[Problem] Check each line below for the word "Singapore" and give the number of lines that have it, nothing more.

[Given information]
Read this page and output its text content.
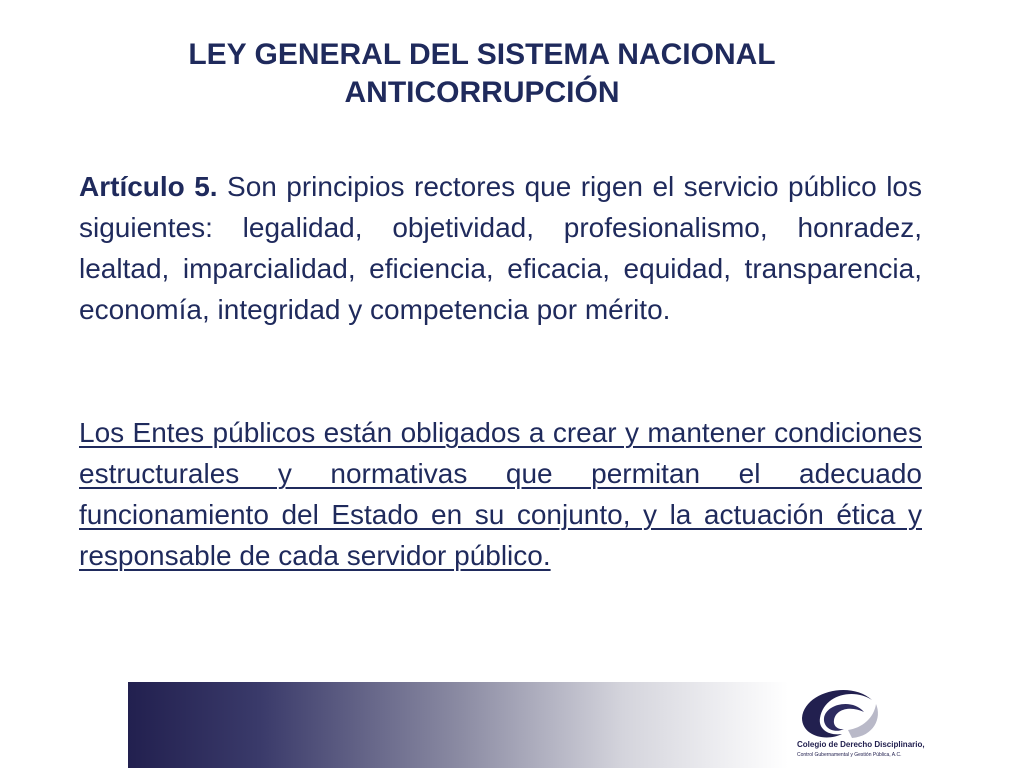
LEY GENERAL DEL SISTEMA NACIONAL
ANTICORRUPCIÓN
Artículo 5. Son principios rectores que rigen el servicio público los siguientes: legalidad, objetividad, profesionalismo, honradez, lealtad, imparcialidad, eficiencia, eficacia, equidad, transparencia, economía, integridad y competencia por mérito.
Los Entes públicos están obligados a crear y mantener condiciones estructurales y normativas que permitan el adecuado funcionamiento del Estado en su conjunto, y la actuación ética y responsable de cada servidor público.
Colegio de Derecho Disciplinario,
Control Gubernamental y Gestión Pública, A.C.
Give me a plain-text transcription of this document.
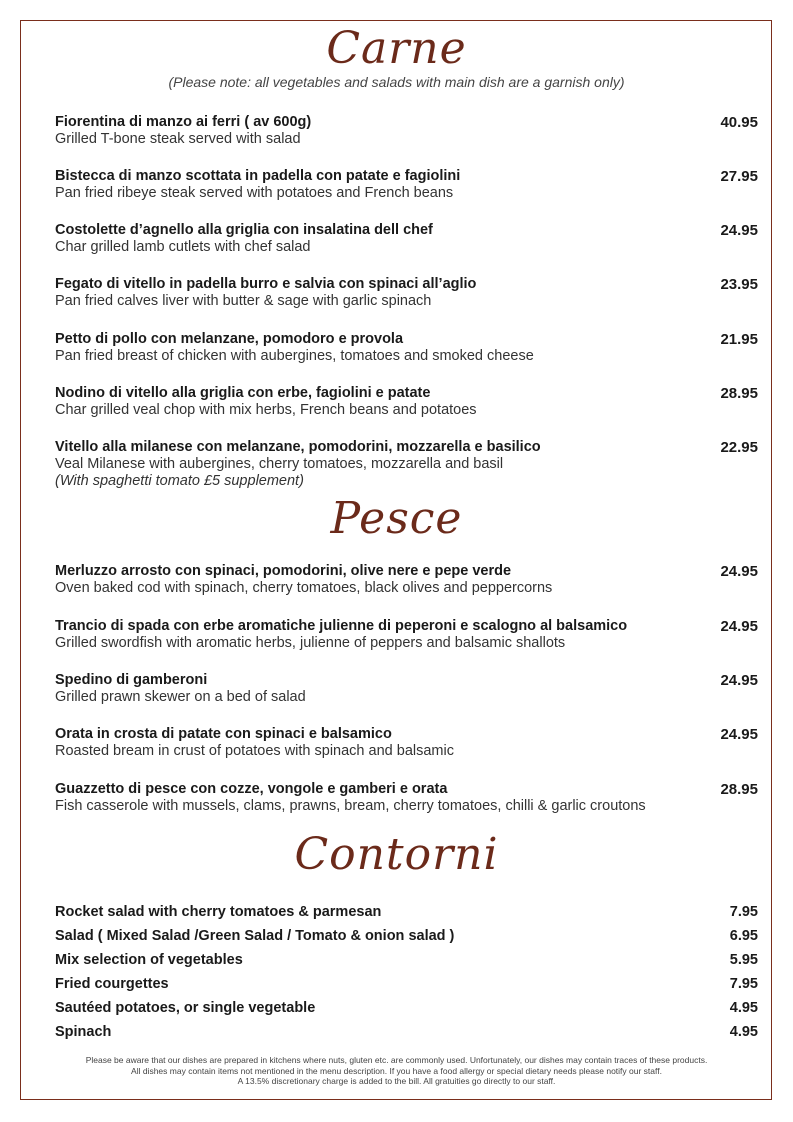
Carne
(Please note: all vegetables and salads with main dish are a garnish only)
Fiorentina di manzo ai ferri ( av 600g)
Grilled T-bone steak served with salad
40.95
Bistecca di manzo scottata in padella con patate e fagiolini
Pan fried ribeye steak served with potatoes and French beans
27.95
Costolette d’agnello alla griglia con insalatina dell chef
Char grilled lamb cutlets with chef salad
24.95
Fegato di vitello in padella burro e salvia con spinaci all’aglio
Pan fried calves liver with butter & sage with garlic spinach
23.95
Petto di pollo con melanzane, pomodoro e provola
Pan fried breast of chicken with aubergines, tomatoes and smoked cheese
21.95
Nodino di vitello alla griglia con erbe, fagiolini e patate
Char grilled veal chop with mix herbs, French beans and potatoes
28.95
Vitello alla milanese con melanzane, pomodorini, mozzarella e basilico
Veal Milanese with aubergines, cherry tomatoes, mozzarella and basil
(With spaghetti tomato £5 supplement)
22.95
Pesce
Merluzzo arrosto con spinaci, pomodorini, olive nere e pepe verde
Oven baked cod with spinach, cherry tomatoes, black olives and peppercorns
24.95
Trancio di spada con erbe aromatiche julienne di peperoni e scalogno al balsamico
Grilled swordfish with aromatic herbs, julienne of peppers and balsamic shallots
24.95
Spedino di gamberoni
Grilled prawn skewer on a bed of salad
24.95
Orata in crosta di patate con spinaci e balsamico
Roasted bream in crust of potatoes with spinach and balsamic
24.95
Guazzetto di pesce con cozze, vongole e gamberi e orata
Fish casserole with mussels, clams, prawns, bream, cherry tomatoes, chilli & garlic croutons
28.95
Contorni
Rocket salad with cherry tomatoes & parmesan	7.95
Salad ( Mixed Salad /Green Salad / Tomato & onion salad )	6.95
Mix selection of vegetables	5.95
Fried courgettes	7.95
Sautéed potatoes, or single vegetable	4.95
Spinach	4.95
Please be aware that our dishes are prepared in kitchens where nuts, gluten etc. are commonly used. Unfortunately, our dishes may contain traces of these products.
All dishes may contain items not mentioned in the menu description. If you have a food allergy or special dietary needs please notify our staff.
A 13.5% discretionary charge is added to the bill. All gratuities go directly to our staff.
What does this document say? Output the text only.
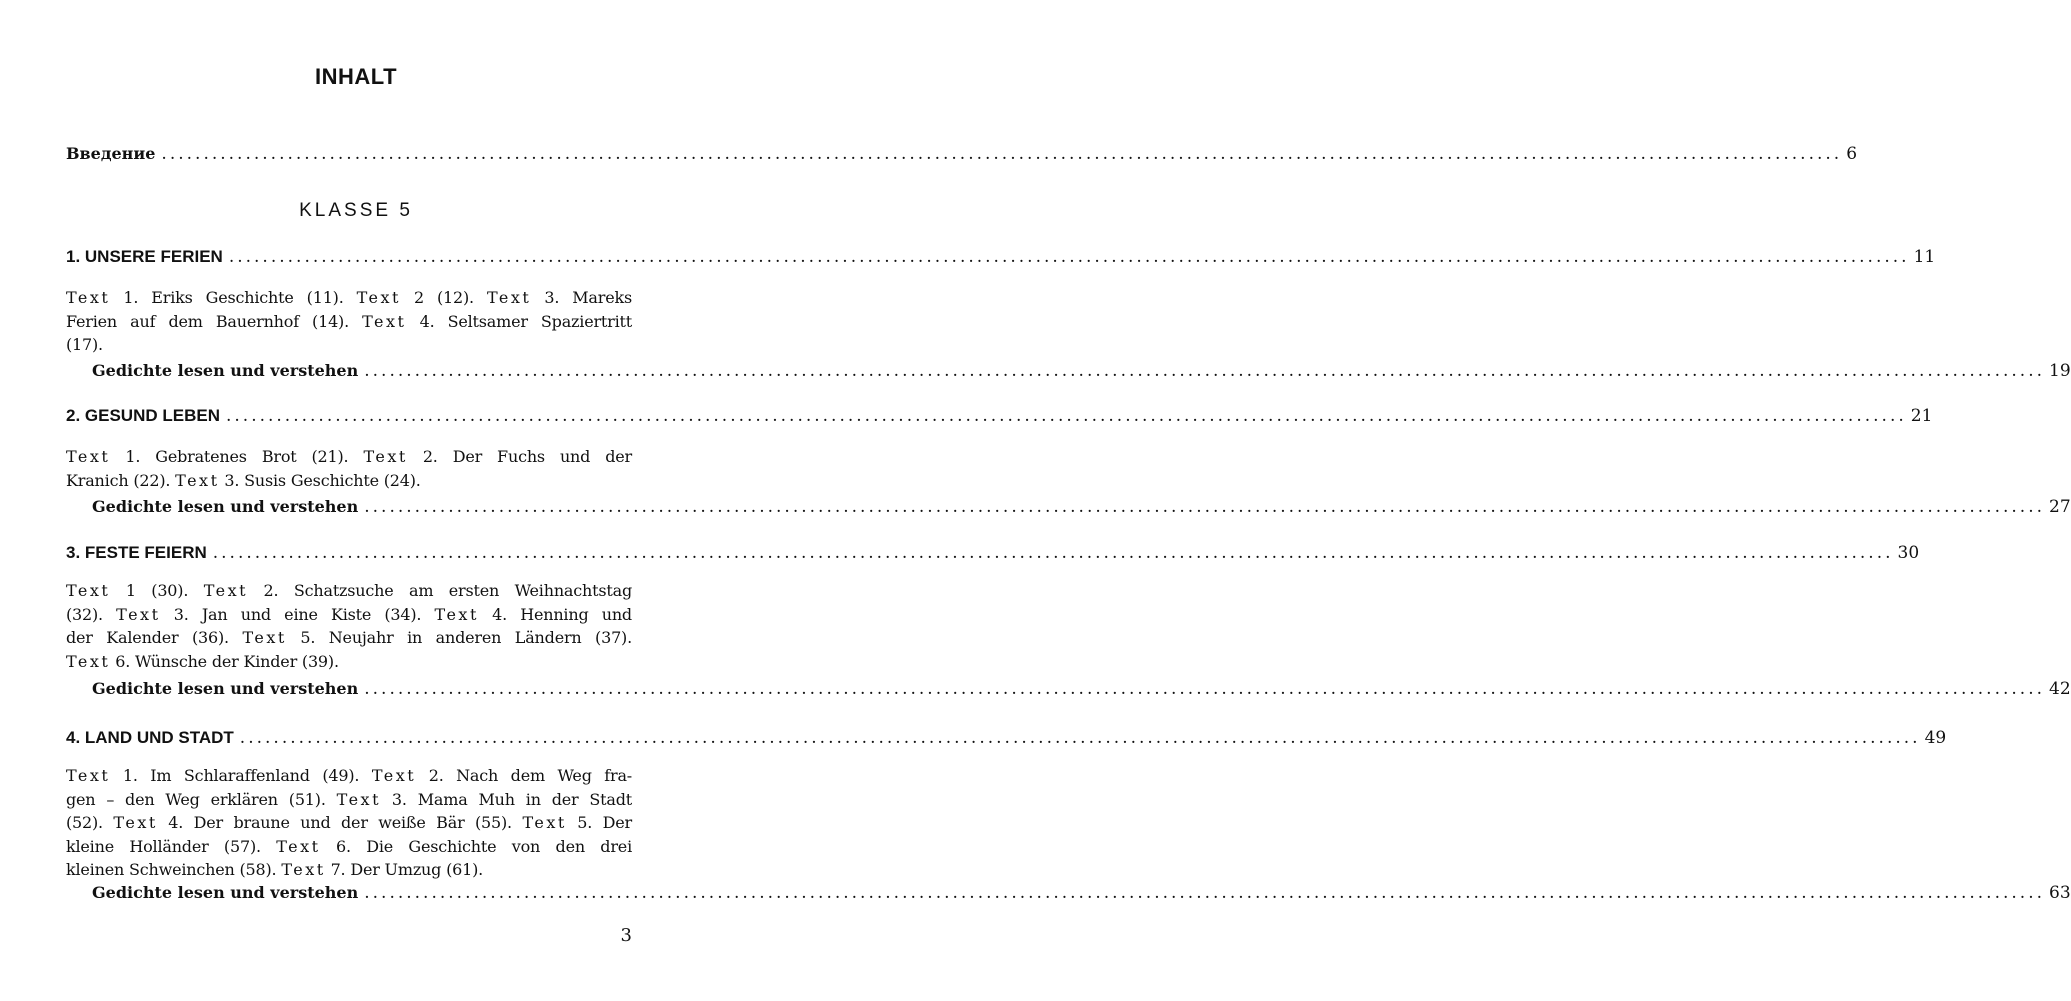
INHALT
Введение ........................................................................................................................................................................................................ 6
KLASSE 5
1. UNSERE FERIEN ........................................................................................................................................................................................................ 11
Text 1. Eriks Geschichte (11). Text 2 (12). Text 3. Mareks
Ferien auf dem Bauernhof (14). Text 4. Seltsamer Spaziertritt
(17).
Gedichte lesen und verstehen ........................................................................................................................................................................................................ 19
2. GESUND LEBEN ........................................................................................................................................................................................................ 21
Text 1. Gebratenes Brot (21). Text 2. Der Fuchs und der
Kranich (22). Text 3. Susis Geschichte (24).
Gedichte lesen und verstehen ........................................................................................................................................................................................................ 27
3. FESTE FEIERN ........................................................................................................................................................................................................ 30
Text 1 (30). Text 2. Schatzsuche am ersten Weihnachtstag
(32). Text 3. Jan und eine Kiste (34). Text 4. Henning und
der Kalender (36). Text 5. Neujahr in anderen Ländern (37).
Text 6. Wünsche der Kinder (39).
Gedichte lesen und verstehen ........................................................................................................................................................................................................ 42
4. LAND UND STADT ........................................................................................................................................................................................................ 49
Text 1. Im Schlaraffenland (49). Text 2. Nach dem Weg fra-
gen – den Weg erklären (51). Text 3. Mama Muh in der Stadt
(52). Text 4. Der braune und der weiße Bär (55). Text 5. Der
kleine Holländer (57). Text 6. Die Geschichte von den drei
kleinen Schweinchen (58). Text 7. Der Umzug (61).
Gedichte lesen und verstehen ........................................................................................................................................................................................................ 63
3
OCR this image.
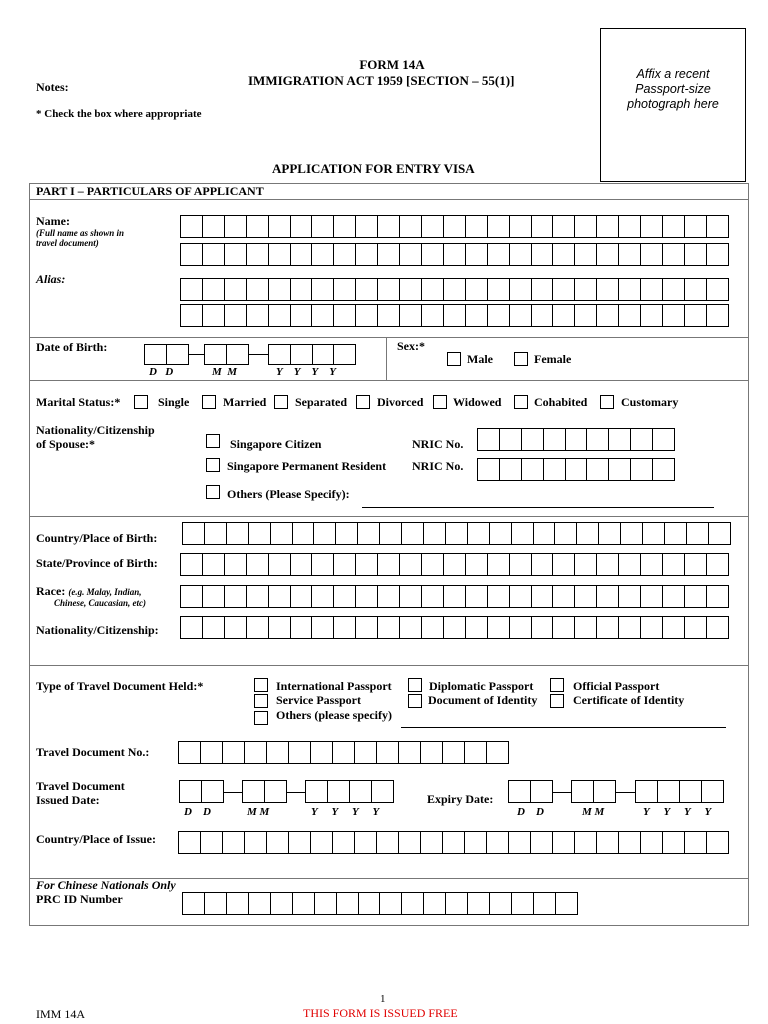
FORM 14A
IMMIGRATION ACT 1959 [SECTION – 55(1)]
Notes:
* Check the box where appropriate
Affix a recent
Passport-size
photograph here
APPLICATION FOR ENTRY VISA
PART I – PARTICULARS OF APPLICANT
Name:
(Full name as shown in
travel document)
Alias:
Date of Birth:
D D	M M	Y Y Y Y
Sex:*
Male	Female
Marital Status:*	Single	Married Separated	Divorced Widowed	Cohabited	Customary
Nationality/Citizenship
of Spouse:*	Singapore Citizen	NRIC No.
Singapore Permanent Resident NRIC No.
Others (Please Specify):
Country/Place of Birth:
State/Province of Birth:
Race: (e.g. Malay, Indian,
Chinese, Caucasian, etc)
Nationality/Citizenship:
Type of Travel Document Held:*	International Passport	Diplomatic Passport	Official Passport
Service Passport	Document of Identity	Certificate of Identity
Others (please specify)
Travel Document No.:
Travel Document
Issued Date:
D D	M M	Y Y Y Y
Expiry Date:
D D	M M	Y Y Y Y
Country/Place of Issue:
For Chinese Nationals Only
PRC ID Number
1
IMM 14A	THIS FORM IS ISSUED FREE
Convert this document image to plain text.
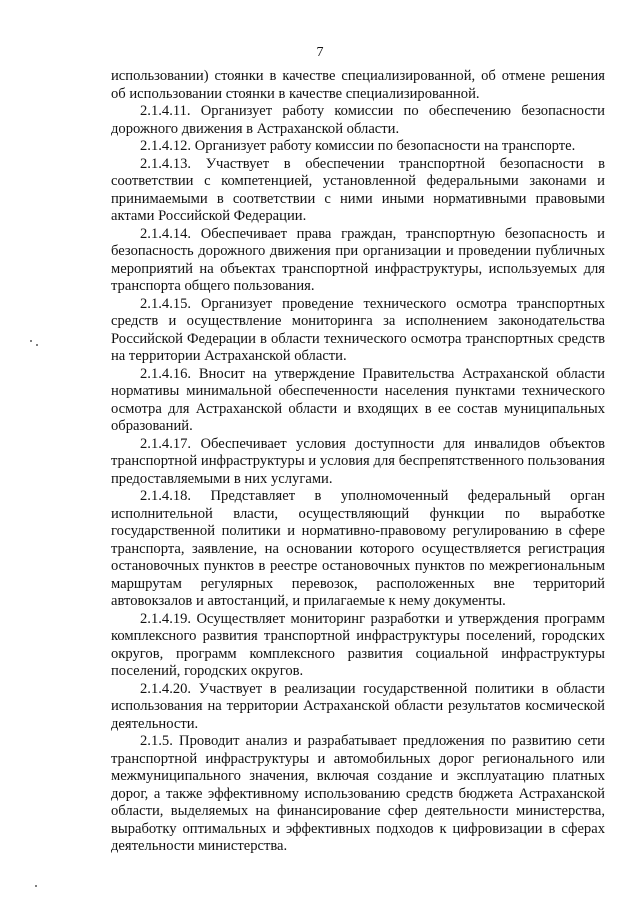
7

использовании) стоянки в качестве специализированной, об отмене решения об использовании стоянки в качестве специализированной.

2.1.4.11. Организует работу комиссии по обеспечению безопасности дорожного движения в Астраханской области.

2.1.4.12. Организует работу комиссии по безопасности на транспорте.

2.1.4.13. Участвует в обеспечении транспортной безопасности в соответствии с компетенцией, установленной федеральными законами и принимаемыми в соответствии с ними иными нормативными правовыми актами Российской Федерации.

2.1.4.14. Обеспечивает права граждан, транспортную безопасность и безопасность дорожного движения при организации и проведении публичных мероприятий на объектах транспортной инфраструктуры, используемых для транспорта общего пользования.

2.1.4.15. Организует проведение технического осмотра транспортных средств и осуществление мониторинга за исполнением законодательства Российской Федерации в области технического осмотра транспортных средств на территории Астраханской области.

2.1.4.16. Вносит на утверждение Правительства Астраханской области нормативы минимальной обеспеченности населения пунктами технического осмотра для Астраханской области и входящих в ее состав муниципальных образований.

2.1.4.17. Обеспечивает условия доступности для инвалидов объектов транспортной инфраструктуры и условия для беспрепятственного пользования предоставляемыми в них услугами.

2.1.4.18. Представляет в уполномоченный федеральный орган исполнительной власти, осуществляющий функции по выработке государственной политики и нормативно-правовому регулированию в сфере транспорта, заявление, на основании которого осуществляется регистрация остановочных пунктов в реестре остановочных пунктов по межрегиональным маршрутам регулярных перевозок, расположенных вне территорий автовокзалов и автостанций, и прилагаемые к нему документы.

2.1.4.19. Осуществляет мониторинг разработки и утверждения программ комплексного развития транспортной инфраструктуры поселений, городских округов, программ комплексного развития социальной инфраструктуры поселений, городских округов.

2.1.4.20. Участвует в реализации государственной политики в области использования на территории Астраханской области результатов космической деятельности.

2.1.5. Проводит анализ и разрабатывает предложения по развитию сети транспортной инфраструктуры и автомобильных дорог регионального или межмуниципального значения, включая создание и эксплуатацию платных дорог, а также эффективному использованию средств бюджета Астраханской области, выделяемых на финансирование сфер деятельности министерства, выработку оптимальных и эффективных подходов к цифровизации в сферах деятельности министерства.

[Reply to the exercise] 2